» OBJECTIVE
Report every line below that holds the word "JSON".

:: LISTED RECORDS ::

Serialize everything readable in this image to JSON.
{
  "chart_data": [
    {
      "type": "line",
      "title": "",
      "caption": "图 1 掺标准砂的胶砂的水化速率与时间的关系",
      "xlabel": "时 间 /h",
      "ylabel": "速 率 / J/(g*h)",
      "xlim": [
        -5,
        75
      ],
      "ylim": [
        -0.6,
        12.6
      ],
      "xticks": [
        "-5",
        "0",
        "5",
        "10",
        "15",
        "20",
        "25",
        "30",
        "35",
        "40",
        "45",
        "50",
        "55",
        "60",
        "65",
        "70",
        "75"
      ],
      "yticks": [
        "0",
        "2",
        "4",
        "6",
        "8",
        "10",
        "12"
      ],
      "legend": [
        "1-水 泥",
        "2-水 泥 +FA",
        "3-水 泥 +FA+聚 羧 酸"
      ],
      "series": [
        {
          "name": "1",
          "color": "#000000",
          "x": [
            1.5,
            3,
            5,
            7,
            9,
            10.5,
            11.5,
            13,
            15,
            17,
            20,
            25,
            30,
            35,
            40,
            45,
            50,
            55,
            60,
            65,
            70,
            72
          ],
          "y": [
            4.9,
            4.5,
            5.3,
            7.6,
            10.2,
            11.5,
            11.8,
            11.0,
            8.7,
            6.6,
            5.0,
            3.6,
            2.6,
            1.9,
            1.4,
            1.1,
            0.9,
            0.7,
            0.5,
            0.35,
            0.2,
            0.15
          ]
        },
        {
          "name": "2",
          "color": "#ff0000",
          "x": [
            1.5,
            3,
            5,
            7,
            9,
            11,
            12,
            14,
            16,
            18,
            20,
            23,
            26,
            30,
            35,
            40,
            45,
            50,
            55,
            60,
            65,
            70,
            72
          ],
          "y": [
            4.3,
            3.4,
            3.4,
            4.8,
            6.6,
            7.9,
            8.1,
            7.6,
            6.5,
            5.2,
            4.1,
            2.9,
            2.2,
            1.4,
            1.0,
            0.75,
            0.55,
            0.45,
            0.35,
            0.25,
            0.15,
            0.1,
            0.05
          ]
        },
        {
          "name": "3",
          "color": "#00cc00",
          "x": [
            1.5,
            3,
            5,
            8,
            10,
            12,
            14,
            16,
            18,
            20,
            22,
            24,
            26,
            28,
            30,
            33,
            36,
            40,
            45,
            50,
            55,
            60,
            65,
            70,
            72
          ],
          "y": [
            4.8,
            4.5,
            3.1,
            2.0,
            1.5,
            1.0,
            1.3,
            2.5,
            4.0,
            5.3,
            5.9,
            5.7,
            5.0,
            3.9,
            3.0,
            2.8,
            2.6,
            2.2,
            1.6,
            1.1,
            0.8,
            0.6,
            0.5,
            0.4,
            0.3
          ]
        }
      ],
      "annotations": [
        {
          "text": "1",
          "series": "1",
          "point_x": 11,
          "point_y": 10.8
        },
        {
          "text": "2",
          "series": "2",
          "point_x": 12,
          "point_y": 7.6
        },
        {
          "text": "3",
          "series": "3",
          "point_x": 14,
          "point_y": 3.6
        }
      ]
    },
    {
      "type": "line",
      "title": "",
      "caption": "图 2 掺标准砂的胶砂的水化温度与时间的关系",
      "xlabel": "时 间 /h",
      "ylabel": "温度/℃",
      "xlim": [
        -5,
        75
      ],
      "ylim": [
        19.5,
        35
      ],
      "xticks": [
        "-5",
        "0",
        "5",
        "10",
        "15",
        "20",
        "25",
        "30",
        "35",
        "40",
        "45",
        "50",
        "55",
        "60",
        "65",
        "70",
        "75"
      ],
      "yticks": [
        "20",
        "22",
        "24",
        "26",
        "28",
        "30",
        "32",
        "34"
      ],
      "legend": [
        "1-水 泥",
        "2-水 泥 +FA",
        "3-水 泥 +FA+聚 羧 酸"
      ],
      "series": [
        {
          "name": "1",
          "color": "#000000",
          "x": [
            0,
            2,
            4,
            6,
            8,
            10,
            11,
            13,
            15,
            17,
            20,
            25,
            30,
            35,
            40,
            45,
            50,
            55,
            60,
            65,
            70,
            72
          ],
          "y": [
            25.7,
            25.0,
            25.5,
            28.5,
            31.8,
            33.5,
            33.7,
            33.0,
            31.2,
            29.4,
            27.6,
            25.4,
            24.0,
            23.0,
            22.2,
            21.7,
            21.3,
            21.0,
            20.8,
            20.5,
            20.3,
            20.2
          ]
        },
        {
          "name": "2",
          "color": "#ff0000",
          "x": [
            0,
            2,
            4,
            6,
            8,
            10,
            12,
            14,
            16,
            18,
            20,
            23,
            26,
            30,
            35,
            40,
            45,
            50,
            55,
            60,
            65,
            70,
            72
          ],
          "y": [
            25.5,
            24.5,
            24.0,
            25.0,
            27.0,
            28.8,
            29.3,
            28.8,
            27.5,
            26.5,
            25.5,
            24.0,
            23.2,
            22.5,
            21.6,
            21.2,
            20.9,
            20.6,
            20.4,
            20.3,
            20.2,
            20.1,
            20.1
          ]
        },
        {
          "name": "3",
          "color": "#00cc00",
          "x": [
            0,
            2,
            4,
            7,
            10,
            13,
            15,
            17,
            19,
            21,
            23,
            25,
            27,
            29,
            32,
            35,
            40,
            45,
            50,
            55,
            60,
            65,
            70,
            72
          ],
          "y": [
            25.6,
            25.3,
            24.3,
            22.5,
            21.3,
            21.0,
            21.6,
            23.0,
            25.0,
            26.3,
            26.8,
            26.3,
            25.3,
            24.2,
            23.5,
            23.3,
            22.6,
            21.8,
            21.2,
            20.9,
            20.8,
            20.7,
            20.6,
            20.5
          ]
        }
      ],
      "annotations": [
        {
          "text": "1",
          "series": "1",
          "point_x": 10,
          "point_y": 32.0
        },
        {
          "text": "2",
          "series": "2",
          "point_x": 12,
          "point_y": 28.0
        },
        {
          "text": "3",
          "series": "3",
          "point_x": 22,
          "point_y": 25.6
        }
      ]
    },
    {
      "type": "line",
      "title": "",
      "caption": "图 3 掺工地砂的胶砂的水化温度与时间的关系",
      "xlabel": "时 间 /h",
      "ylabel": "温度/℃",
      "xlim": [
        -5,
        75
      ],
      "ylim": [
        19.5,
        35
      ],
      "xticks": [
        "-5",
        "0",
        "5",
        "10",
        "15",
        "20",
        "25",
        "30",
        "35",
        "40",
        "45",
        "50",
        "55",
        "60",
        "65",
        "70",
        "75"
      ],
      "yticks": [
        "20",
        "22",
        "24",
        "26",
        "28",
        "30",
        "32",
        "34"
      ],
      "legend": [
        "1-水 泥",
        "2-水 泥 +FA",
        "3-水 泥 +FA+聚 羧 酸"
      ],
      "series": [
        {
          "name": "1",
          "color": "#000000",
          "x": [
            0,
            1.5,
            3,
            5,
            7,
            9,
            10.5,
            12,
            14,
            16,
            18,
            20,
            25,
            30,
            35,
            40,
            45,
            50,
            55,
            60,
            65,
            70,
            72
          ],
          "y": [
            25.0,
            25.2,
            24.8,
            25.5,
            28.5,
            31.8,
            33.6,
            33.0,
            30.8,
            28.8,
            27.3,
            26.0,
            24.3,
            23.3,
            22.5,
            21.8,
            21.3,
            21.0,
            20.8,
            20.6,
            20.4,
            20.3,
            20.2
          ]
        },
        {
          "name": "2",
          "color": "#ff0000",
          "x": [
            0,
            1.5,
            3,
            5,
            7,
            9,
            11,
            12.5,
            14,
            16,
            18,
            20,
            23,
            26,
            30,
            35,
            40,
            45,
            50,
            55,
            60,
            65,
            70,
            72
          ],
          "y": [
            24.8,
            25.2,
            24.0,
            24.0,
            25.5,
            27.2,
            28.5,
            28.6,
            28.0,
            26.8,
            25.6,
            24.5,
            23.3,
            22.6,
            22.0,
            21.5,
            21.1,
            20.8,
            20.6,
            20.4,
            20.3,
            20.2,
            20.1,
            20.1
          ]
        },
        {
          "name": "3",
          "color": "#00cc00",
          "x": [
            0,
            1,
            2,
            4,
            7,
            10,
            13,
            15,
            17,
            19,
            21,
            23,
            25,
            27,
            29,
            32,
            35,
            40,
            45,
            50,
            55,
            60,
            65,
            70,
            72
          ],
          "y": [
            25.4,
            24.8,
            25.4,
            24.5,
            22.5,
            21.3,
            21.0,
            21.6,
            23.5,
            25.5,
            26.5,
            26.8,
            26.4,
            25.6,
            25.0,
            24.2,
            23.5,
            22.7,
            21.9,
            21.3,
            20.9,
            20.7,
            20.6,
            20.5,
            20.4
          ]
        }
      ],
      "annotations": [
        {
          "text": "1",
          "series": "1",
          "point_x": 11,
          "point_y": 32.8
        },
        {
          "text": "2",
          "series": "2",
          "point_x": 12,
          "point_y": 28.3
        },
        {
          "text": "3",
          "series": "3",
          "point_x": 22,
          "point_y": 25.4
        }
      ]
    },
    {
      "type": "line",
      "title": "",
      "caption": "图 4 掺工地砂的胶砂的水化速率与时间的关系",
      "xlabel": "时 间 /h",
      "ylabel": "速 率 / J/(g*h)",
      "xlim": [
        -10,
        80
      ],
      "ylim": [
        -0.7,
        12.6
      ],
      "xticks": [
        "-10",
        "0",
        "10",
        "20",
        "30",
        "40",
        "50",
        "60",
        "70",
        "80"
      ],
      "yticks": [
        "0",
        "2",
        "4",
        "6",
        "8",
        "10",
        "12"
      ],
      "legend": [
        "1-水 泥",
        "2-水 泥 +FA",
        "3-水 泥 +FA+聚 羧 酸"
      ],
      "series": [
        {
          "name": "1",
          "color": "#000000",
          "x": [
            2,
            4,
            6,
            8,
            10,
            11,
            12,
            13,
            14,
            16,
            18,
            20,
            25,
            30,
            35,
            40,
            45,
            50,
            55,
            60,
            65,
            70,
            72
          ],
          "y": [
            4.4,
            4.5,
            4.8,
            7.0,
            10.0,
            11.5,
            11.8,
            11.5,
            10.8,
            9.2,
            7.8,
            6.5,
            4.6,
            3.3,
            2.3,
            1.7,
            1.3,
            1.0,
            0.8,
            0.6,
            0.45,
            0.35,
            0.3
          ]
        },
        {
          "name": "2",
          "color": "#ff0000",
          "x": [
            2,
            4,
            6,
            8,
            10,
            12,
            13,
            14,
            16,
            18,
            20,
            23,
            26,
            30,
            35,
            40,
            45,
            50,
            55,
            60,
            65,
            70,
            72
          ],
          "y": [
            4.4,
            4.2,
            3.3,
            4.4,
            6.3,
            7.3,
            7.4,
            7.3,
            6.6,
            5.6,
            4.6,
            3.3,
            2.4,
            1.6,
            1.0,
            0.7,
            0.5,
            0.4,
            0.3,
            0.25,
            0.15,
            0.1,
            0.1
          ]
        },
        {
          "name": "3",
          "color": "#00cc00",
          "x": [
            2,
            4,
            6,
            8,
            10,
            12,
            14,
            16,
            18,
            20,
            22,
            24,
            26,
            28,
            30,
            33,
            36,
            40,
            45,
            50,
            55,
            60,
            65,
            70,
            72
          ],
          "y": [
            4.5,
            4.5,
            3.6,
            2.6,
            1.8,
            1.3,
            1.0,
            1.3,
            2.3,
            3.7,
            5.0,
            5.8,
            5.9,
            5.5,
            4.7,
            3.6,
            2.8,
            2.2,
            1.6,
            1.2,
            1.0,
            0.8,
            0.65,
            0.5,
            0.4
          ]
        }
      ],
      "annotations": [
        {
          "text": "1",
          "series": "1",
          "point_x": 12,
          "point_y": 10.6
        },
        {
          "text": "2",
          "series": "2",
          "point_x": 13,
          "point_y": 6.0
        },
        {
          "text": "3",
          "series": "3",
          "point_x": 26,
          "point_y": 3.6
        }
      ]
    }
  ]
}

:::
:: LISTED RECORDS ::

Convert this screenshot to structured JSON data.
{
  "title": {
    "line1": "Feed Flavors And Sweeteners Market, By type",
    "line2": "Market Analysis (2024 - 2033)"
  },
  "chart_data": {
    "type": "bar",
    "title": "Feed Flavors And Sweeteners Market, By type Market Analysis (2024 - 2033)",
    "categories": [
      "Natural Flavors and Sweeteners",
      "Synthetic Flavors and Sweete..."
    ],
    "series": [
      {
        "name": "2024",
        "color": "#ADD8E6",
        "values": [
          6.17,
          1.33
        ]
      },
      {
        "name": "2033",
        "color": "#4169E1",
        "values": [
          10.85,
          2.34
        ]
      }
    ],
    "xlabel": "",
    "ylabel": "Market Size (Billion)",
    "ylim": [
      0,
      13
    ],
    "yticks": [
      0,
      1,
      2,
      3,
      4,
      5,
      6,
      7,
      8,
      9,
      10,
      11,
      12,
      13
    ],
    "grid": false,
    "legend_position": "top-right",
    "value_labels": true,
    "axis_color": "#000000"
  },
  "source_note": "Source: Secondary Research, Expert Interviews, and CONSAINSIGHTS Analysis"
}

:::

» ANSWER FOR THIS EXERCISE
Serialize everything readable in this image to JSON.
Convert this screenshot to structured JSON data.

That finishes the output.